EXERCISE —
Below are records; count the lines that contain "type" and give only the total.

DATA SUPPLIED —
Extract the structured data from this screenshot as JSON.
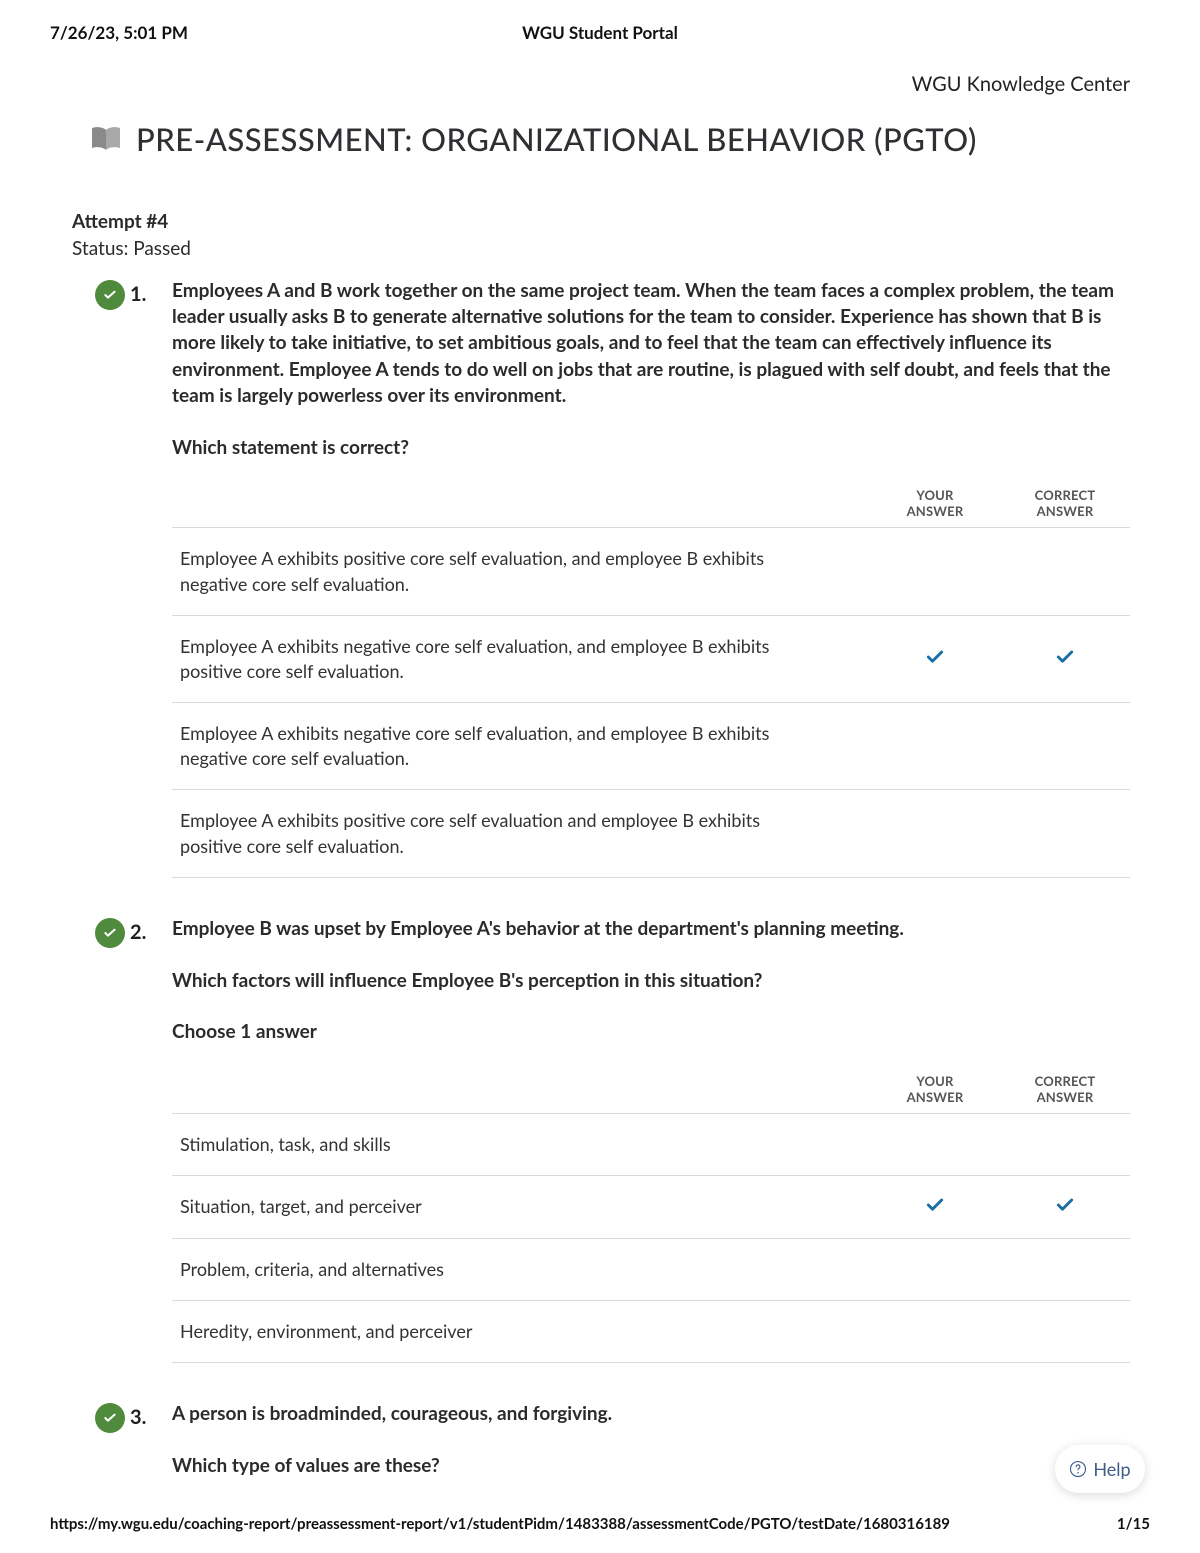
{
  "print": {
    "timestamp": "7/26/23, 5:01 PM",
    "portal_title": "WGU Student Portal",
    "footer_url": "https://my.wgu.edu/coaching-report/preassessment-report/v1/studentPidm/1483388/assessmentCode/PGTO/testDate/1680316189",
    "page_indicator": "1/15"
  },
  "header": {
    "knowledge_center": "WGU Knowledge Center",
    "title": "PRE-ASSESSMENT: ORGANIZATIONAL BEHAVIOR (PGTO)"
  },
  "meta": {
    "attempt_label": "Attempt #4",
    "status_label": "Status: Passed"
  },
  "table_headers": {
    "your": "YOUR ANSWER",
    "correct": "CORRECT ANSWER"
  },
  "colors": {
    "badge_green": "#4f8a3d",
    "check_blue": "#1a6fa3",
    "divider": "#d9d9d9",
    "help_text": "#3e5d8a"
  },
  "help_label": "Help",
  "questions": [
    {
      "number": "1.",
      "correct": true,
      "stem": "Employees A and B work together on the same project team. When the team faces a complex problem, the team leader usually asks B to generate alternative solutions for the team to consider. Experience has shown that B is more likely to take initiative, to set ambitious goals, and to feel that the team can effectively influence its environment. Employee A tends to do well on jobs that are routine, is plagued with self doubt, and feels that the team is largely powerless over its environment.",
      "prompt": "Which statement is correct?",
      "instruction": "",
      "options": [
        {
          "text": "Employee A exhibits positive core self evaluation, and employee B exhibits negative core self evaluation.",
          "your": false,
          "correct": false
        },
        {
          "text": "Employee A exhibits negative core self evaluation, and employee B exhibits positive core self evaluation.",
          "your": true,
          "correct": true
        },
        {
          "text": "Employee A exhibits negative core self evaluation, and employee B exhibits negative core self evaluation.",
          "your": false,
          "correct": false
        },
        {
          "text": "Employee A exhibits positive core self evaluation and employee B exhibits positive core self evaluation.",
          "your": false,
          "correct": false
        }
      ]
    },
    {
      "number": "2.",
      "correct": true,
      "stem": "Employee B was upset by Employee A's behavior at the department's planning meeting.",
      "prompt": "Which factors will influence Employee B's perception in this situation?",
      "instruction": "Choose 1 answer",
      "options": [
        {
          "text": "Stimulation, task, and skills",
          "your": false,
          "correct": false
        },
        {
          "text": "Situation, target, and perceiver",
          "your": true,
          "correct": true
        },
        {
          "text": "Problem, criteria, and alternatives",
          "your": false,
          "correct": false
        },
        {
          "text": "Heredity, environment, and perceiver",
          "your": false,
          "correct": false
        }
      ]
    },
    {
      "number": "3.",
      "correct": true,
      "stem": "A person is broadminded, courageous, and forgiving.",
      "prompt": "Which type of values are these?",
      "instruction": "",
      "options": []
    }
  ]
}
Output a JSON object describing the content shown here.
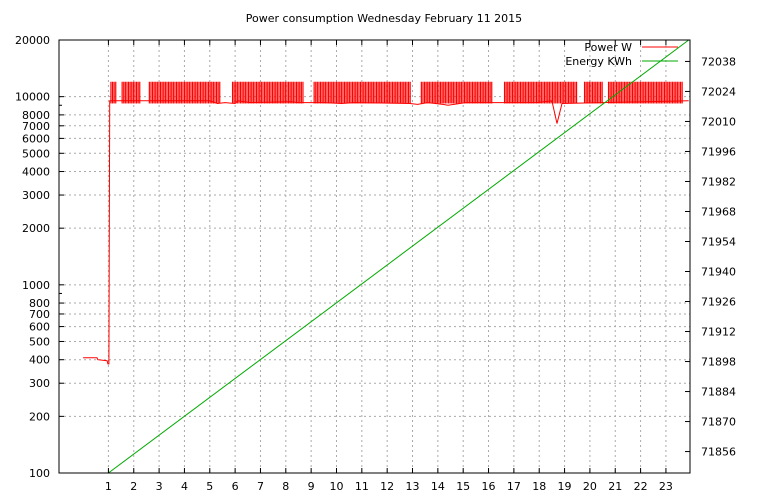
{
  "chart_data": {
    "type": "line",
    "title": "Power consumption Wednesday February 11 2015",
    "xlabel": "",
    "ylabel": "",
    "x_ticks": [
      "1",
      "2",
      "3",
      "4",
      "5",
      "6",
      "7",
      "8",
      "9",
      "10",
      "11",
      "12",
      "13",
      "14",
      "15",
      "16",
      "17",
      "18",
      "19",
      "20",
      "21",
      "22",
      "23"
    ],
    "xlim": [
      -0.95,
      23.95
    ],
    "y_scale": "log",
    "ylim": [
      100,
      20000
    ],
    "y_ticks": [
      100,
      200,
      300,
      400,
      500,
      600,
      700,
      800,
      1000,
      2000,
      3000,
      4000,
      5000,
      6000,
      7000,
      8000,
      10000,
      20000
    ],
    "y2lim": [
      71846,
      72048
    ],
    "y2_ticks": [
      71856,
      71870,
      71884,
      71898,
      71912,
      71926,
      71940,
      71954,
      71968,
      71982,
      71996,
      72010,
      72024,
      72038
    ],
    "grid": true,
    "legend_position": "top-right",
    "series": [
      {
        "name": "Power W",
        "color": "#ff0000",
        "axis": "y",
        "x": [
          0.0,
          0.55,
          0.58,
          0.95,
          0.98,
          1.02,
          1.05,
          1.1,
          5.0,
          5.3,
          5.6,
          6.0,
          6.1,
          6.6,
          8.2,
          8.5,
          9.5,
          10.2,
          10.7,
          12.9,
          13.2,
          13.6,
          14.2,
          14.4,
          15.1,
          16.6,
          17.9,
          18.5,
          18.7,
          18.9,
          23.9
        ],
        "values": [
          410,
          410,
          400,
          395,
          380,
          380,
          9500,
          9500,
          9500,
          9200,
          9300,
          9200,
          9500,
          9300,
          9400,
          9300,
          9300,
          9200,
          9300,
          9200,
          9100,
          9300,
          9100,
          9000,
          9300,
          9300,
          9300,
          9500,
          7200,
          9200,
          9500
        ],
        "band": {
          "x_start": 1.1,
          "x_end": 23.9,
          "low": 9200,
          "high": 12000
        }
      },
      {
        "name": "Energy KWh",
        "color": "#00aa00",
        "axis": "y2",
        "x": [
          1.0,
          23.9
        ],
        "values": [
          71846,
          72048
        ]
      }
    ]
  }
}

RESPONSE TO THE TASK —
2